## start INPUT ROWS

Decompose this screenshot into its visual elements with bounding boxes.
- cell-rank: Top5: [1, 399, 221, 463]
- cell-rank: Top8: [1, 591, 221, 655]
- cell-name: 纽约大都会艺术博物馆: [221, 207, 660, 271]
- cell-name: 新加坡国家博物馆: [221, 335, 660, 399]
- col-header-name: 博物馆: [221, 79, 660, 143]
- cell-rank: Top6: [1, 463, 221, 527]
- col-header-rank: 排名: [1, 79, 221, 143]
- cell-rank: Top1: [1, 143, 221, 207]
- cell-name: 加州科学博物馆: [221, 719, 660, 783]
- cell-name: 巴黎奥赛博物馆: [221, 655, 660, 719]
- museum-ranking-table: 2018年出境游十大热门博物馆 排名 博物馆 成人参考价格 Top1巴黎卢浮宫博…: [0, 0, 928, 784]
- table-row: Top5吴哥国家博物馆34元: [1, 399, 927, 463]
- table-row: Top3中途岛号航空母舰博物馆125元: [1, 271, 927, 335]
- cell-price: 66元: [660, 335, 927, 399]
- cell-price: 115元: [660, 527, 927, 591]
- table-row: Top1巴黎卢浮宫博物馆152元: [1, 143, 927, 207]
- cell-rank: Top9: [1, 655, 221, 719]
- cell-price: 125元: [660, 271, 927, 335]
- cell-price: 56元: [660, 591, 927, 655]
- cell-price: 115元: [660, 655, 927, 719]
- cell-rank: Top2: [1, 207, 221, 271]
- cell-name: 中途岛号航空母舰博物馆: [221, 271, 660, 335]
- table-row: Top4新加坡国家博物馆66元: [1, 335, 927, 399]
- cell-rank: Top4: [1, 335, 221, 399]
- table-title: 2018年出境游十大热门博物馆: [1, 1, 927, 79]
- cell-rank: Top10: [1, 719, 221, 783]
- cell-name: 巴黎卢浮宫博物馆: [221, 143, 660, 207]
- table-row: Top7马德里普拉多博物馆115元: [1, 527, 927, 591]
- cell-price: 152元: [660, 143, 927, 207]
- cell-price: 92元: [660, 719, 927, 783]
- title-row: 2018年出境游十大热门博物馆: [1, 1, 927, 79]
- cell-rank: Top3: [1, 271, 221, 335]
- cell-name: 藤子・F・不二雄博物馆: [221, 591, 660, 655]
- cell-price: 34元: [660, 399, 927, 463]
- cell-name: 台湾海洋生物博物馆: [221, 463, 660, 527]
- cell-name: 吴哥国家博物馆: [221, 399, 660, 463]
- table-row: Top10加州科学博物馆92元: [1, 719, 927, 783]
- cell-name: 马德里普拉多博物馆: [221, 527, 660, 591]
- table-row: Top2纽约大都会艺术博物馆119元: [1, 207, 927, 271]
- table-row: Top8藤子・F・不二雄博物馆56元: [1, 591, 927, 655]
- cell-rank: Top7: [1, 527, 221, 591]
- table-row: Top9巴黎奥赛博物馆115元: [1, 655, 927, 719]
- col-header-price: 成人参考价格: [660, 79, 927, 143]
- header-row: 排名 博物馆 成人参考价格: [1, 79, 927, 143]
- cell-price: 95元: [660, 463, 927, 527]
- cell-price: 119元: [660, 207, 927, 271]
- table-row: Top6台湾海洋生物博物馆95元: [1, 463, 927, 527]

## end INPUT ROWS

Pull out each line of the records above that contains the string "header".

# [ANSWER]
- col-header-name: 博物馆: [221, 79, 660, 143]
- col-header-rank: 排名: [1, 79, 221, 143]
- col-header-price: 成人参考价格: [660, 79, 927, 143]
- header-row: 排名 博物馆 成人参考价格: [1, 79, 927, 143]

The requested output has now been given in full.